Return the material below in full and exactly.

[Begin The data]

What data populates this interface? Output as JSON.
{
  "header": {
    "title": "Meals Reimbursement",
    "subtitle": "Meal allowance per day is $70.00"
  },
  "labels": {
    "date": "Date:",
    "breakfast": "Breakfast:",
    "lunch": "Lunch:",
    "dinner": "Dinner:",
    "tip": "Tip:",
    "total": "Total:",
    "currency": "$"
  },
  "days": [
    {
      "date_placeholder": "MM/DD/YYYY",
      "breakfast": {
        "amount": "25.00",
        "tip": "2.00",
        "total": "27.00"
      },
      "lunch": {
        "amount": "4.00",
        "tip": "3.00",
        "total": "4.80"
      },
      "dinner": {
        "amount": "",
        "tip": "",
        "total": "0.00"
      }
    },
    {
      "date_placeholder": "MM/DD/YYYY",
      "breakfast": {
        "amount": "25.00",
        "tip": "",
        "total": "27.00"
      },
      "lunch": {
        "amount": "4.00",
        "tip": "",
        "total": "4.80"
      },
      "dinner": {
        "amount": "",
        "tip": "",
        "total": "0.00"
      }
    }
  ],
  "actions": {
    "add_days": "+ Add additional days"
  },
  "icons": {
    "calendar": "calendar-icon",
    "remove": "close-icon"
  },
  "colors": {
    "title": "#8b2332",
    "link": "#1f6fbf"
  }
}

[End The data]

Expected answer:
What data populates this interface? Output as JSON.
{
  "header": {
    "title": "Meals Reimbursement",
    "subtitle": "Meal allowance per day is $70.00"
  },
  "labels": {
    "date": "Date:",
    "breakfast": "Breakfast:",
    "lunch": "Lunch:",
    "dinner": "Dinner:",
    "tip": "Tip:",
    "total": "Total:",
    "currency": "$"
  },
  "days": [
    {
      "date_placeholder": "MM/DD/YYYY",
      "breakfast": {
        "amount": "25.00",
        "tip": "2.00",
        "total": "27.00"
      },
      "lunch": {
        "amount": "4.00",
        "tip": "3.00",
        "total": "4.80"
      },
      "dinner": {
        "amount": "",
        "tip": "",
        "total": "0.00"
      }
    },
    {
      "date_placeholder": "MM/DD/YYYY",
      "breakfast": {
        "amount": "25.00",
        "tip": "",
        "total": "27.00"
      },
      "lunch": {
        "amount": "4.00",
        "tip": "",
        "total": "4.80"
      },
      "dinner": {
        "amount": "",
        "tip": "",
        "total": "0.00"
      }
    }
  ],
  "actions": {
    "add_days": "+ Add additional days"
  },
  "icons": {
    "calendar": "calendar-icon",
    "remove": "close-icon"
  },
  "colors": {
    "title": "#8b2332",
    "link": "#1f6fbf"
  }
}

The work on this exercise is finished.